▶ **TASK OBJECTIVE**: Write out the full set of records below exactly.

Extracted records

=-=-=-=-=

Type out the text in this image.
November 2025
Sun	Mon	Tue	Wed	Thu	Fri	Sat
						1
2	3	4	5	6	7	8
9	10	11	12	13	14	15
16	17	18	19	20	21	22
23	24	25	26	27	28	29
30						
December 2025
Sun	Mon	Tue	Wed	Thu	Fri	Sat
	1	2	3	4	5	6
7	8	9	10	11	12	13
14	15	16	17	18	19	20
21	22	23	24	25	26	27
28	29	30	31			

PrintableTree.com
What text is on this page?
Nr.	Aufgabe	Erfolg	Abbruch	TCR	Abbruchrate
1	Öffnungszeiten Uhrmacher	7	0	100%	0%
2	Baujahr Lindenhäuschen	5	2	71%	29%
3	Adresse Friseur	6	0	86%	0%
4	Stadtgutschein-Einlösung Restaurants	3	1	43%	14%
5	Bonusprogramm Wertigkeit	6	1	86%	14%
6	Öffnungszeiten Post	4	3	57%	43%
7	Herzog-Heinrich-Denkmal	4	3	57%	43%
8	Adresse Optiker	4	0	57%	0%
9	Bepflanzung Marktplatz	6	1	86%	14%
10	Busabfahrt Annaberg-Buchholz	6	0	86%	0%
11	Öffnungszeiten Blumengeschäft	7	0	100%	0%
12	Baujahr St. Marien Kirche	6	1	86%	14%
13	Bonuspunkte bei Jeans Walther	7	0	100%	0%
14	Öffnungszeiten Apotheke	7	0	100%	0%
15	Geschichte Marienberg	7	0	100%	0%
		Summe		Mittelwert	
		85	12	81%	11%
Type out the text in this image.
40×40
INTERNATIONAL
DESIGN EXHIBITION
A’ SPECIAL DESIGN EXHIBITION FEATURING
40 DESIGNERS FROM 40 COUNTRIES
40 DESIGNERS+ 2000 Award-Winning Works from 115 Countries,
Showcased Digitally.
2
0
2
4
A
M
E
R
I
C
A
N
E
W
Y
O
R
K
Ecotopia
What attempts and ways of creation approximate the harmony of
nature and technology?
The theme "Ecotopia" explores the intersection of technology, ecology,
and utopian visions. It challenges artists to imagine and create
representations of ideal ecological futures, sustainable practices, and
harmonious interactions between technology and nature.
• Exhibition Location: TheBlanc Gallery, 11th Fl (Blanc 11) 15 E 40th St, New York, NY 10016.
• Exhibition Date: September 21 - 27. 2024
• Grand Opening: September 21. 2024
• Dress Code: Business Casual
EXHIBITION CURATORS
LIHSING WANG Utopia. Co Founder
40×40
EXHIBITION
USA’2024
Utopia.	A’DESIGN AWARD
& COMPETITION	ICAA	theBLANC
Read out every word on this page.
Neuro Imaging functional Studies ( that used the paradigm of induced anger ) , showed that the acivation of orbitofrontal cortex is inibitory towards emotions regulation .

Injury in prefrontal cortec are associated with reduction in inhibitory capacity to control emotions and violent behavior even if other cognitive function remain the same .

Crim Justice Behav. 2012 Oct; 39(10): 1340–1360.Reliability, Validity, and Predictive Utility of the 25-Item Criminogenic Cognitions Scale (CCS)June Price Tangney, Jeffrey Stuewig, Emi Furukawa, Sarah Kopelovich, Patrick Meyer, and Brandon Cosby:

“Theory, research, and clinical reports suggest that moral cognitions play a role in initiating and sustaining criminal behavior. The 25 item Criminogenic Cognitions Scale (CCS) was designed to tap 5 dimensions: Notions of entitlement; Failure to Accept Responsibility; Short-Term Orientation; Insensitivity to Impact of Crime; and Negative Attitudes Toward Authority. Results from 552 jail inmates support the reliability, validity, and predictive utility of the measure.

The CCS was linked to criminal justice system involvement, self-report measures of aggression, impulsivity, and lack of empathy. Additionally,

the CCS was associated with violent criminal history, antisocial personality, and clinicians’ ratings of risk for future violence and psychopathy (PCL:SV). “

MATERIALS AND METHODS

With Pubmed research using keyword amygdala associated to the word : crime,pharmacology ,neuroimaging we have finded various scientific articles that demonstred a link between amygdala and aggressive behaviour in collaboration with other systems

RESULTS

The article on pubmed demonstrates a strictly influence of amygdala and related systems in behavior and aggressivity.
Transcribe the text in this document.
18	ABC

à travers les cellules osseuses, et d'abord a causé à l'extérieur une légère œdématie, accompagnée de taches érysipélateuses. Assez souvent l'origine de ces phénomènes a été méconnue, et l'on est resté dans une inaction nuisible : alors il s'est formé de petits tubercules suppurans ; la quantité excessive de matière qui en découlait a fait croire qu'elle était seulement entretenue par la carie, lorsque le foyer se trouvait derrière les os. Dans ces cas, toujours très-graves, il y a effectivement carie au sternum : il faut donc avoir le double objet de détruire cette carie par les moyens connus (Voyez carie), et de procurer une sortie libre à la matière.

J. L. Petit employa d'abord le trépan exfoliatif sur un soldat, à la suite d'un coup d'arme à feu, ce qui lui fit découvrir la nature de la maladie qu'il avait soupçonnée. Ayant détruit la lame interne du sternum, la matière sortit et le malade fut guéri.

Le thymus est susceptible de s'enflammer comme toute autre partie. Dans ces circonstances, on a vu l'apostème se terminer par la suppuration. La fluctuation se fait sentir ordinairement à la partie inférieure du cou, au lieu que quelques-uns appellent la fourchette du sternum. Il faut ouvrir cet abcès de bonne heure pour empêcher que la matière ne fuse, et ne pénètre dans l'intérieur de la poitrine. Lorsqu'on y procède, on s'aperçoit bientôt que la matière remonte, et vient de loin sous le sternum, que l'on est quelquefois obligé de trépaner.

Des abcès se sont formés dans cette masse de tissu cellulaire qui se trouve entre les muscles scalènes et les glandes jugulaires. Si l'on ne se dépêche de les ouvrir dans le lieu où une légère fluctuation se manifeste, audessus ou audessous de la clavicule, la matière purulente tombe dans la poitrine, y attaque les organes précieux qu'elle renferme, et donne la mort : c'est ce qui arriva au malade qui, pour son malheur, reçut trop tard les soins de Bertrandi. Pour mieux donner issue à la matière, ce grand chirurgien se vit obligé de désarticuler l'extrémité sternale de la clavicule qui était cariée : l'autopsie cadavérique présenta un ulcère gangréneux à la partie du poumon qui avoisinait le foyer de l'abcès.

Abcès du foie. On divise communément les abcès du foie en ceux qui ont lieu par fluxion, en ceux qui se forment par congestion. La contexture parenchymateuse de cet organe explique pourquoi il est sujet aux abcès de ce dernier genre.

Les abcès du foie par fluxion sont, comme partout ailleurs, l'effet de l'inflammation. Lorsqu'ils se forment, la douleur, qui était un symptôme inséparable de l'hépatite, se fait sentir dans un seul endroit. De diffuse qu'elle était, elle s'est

=-=-=-=-=

▶ **THE RESPONSE**:
Type out the text in this image.
November 2025
Sun	Mon	Tue	Wed	Thu	Fri	Sat
						1
2	3	4	5	6	7	8
9	10	11	12	13	14	15
16	17	18	19	20	21	22
23	24	25	26	27	28	29
30						
December 2025
Sun	Mon	Tue	Wed	Thu	Fri	Sat
	1	2	3	4	5	6
7	8	9	10	11	12	13
14	15	16	17	18	19	20
21	22	23	24	25	26	27
28	29	30	31			

PrintableTree.com
What text is on this page?
Nr.	Aufgabe	Erfolg	Abbruch	TCR	Abbruchrate
1	Öffnungszeiten Uhrmacher	7	0	100%	0%
2	Baujahr Lindenhäuschen	5	2	71%	29%
3	Adresse Friseur	6	0	86%	0%
4	Stadtgutschein-Einlösung Restaurants	3	1	43%	14%
5	Bonusprogramm Wertigkeit	6	1	86%	14%
6	Öffnungszeiten Post	4	3	57%	43%
7	Herzog-Heinrich-Denkmal	4	3	57%	43%
8	Adresse Optiker	4	0	57%	0%
9	Bepflanzung Marktplatz	6	1	86%	14%
10	Busabfahrt Annaberg-Buchholz	6	0	86%	0%
11	Öffnungszeiten Blumengeschäft	7	0	100%	0%
12	Baujahr St. Marien Kirche	6	1	86%	14%
13	Bonuspunkte bei Jeans Walther	7	0	100%	0%
14	Öffnungszeiten Apotheke	7	0	100%	0%
15	Geschichte Marienberg	7	0	100%	0%
		Summe		Mittelwert	
		85	12	81%	11%
Type out the text in this image.
40×40
INTERNATIONAL
DESIGN EXHIBITION
A’ SPECIAL DESIGN EXHIBITION FEATURING
40 DESIGNERS FROM 40 COUNTRIES
40 DESIGNERS+ 2000 Award-Winning Works from 115 Countries,
Showcased Digitally.
2
0
2
4
A
M
E
R
I
C
A
N
E
W
Y
O
R
K
Ecotopia
What attempts and ways of creation approximate the harmony of
nature and technology?
The theme "Ecotopia" explores the intersection of technology, ecology,
and utopian visions. It challenges artists to imagine and create
representations of ideal ecological futures, sustainable practices, and
harmonious interactions between technology and nature.
• Exhibition Location: TheBlanc Gallery, 11th Fl (Blanc 11) 15 E 40th St, New York, NY 10016.
• Exhibition Date: September 21 - 27. 2024
• Grand Opening: September 21. 2024
• Dress Code: Business Casual
EXHIBITION CURATORS
LIHSING WANG Utopia. Co Founder
40×40
EXHIBITION
USA’2024
Utopia.	A’DESIGN AWARD
& COMPETITION	ICAA	theBLANC
Read out every word on this page.
Neuro Imaging functional Studies ( that used the paradigm of induced anger ) , showed that the acivation of orbitofrontal cortex is inibitory towards emotions regulation .

Injury in prefrontal cortec are associated with reduction in inhibitory capacity to control emotions and violent behavior even if other cognitive function remain the same .

Crim Justice Behav. 2012 Oct; 39(10): 1340–1360.Reliability, Validity, and Predictive Utility of the 25-Item Criminogenic Cognitions Scale (CCS)June Price Tangney, Jeffrey Stuewig, Emi Furukawa, Sarah Kopelovich, Patrick Meyer, and Brandon Cosby:

“Theory, research, and clinical reports suggest that moral cognitions play a role in initiating and sustaining criminal behavior. The 25 item Criminogenic Cognitions Scale (CCS) was designed to tap 5 dimensions: Notions of entitlement; Failure to Accept Responsibility; Short-Term Orientation; Insensitivity to Impact of Crime; and Negative Attitudes Toward Authority. Results from 552 jail inmates support the reliability, validity, and predictive utility of the measure.

The CCS was linked to criminal justice system involvement, self-report measures of aggression, impulsivity, and lack of empathy. Additionally,

the CCS was associated with violent criminal history, antisocial personality, and clinicians’ ratings of risk for future violence and psychopathy (PCL:SV). “

MATERIALS AND METHODS

With Pubmed research using keyword amygdala associated to the word : crime,pharmacology ,neuroimaging we have finded various scientific articles that demonstred a link between amygdala and aggressive behaviour in collaboration with other systems

RESULTS

The article on pubmed demonstrates a strictly influence of amygdala and related systems in behavior and aggressivity.
Transcribe the text in this document.
18	ABC

à travers les cellules osseuses, et d'abord a causé à l'extérieur une légère œdématie, accompagnée de taches érysipélateuses. Assez souvent l'origine de ces phénomènes a été méconnue, et l'on est resté dans une inaction nuisible : alors il s'est formé de petits tubercules suppurans ; la quantité excessive de matière qui en découlait a fait croire qu'elle était seulement entretenue par la carie, lorsque le foyer se trouvait derrière les os. Dans ces cas, toujours très-graves, il y a effectivement carie au sternum : il faut donc avoir le double objet de détruire cette carie par les moyens connus (Voyez carie), et de procurer une sortie libre à la matière.

J. L. Petit employa d'abord le trépan exfoliatif sur un soldat, à la suite d'un coup d'arme à feu, ce qui lui fit découvrir la nature de la maladie qu'il avait soupçonnée. Ayant détruit la lame interne du sternum, la matière sortit et le malade fut guéri.

Le thymus est susceptible de s'enflammer comme toute autre partie. Dans ces circonstances, on a vu l'apostème se terminer par la suppuration. La fluctuation se fait sentir ordinairement à la partie inférieure du cou, au lieu que quelques-uns appellent la fourchette du sternum. Il faut ouvrir cet abcès de bonne heure pour empêcher que la matière ne fuse, et ne pénètre dans l'intérieur de la poitrine. Lorsqu'on y procède, on s'aperçoit bientôt que la matière remonte, et vient de loin sous le sternum, que l'on est quelquefois obligé de trépaner.

Des abcès se sont formés dans cette masse de tissu cellulaire qui se trouve entre les muscles scalènes et les glandes jugulaires. Si l'on ne se dépêche de les ouvrir dans le lieu où une légère fluctuation se manifeste, audessus ou audessous de la clavicule, la matière purulente tombe dans la poitrine, y attaque les organes précieux qu'elle renferme, et donne la mort : c'est ce qui arriva au malade qui, pour son malheur, reçut trop tard les soins de Bertrandi. Pour mieux donner issue à la matière, ce grand chirurgien se vit obligé de désarticuler l'extrémité sternale de la clavicule qui était cariée : l'autopsie cadavérique présenta un ulcère gangréneux à la partie du poumon qui avoisinait le foyer de l'abcès.

Abcès du foie. On divise communément les abcès du foie en ceux qui ont lieu par fluxion, en ceux qui se forment par congestion. La contexture parenchymateuse de cet organe explique pourquoi il est sujet aux abcès de ce dernier genre.

Les abcès du foie par fluxion sont, comme partout ailleurs, l'effet de l'inflammation. Lorsqu'ils se forment, la douleur, qui était un symptôme inséparable de l'hépatite, se fait sentir dans un seul endroit. De diffuse qu'elle était, elle s'est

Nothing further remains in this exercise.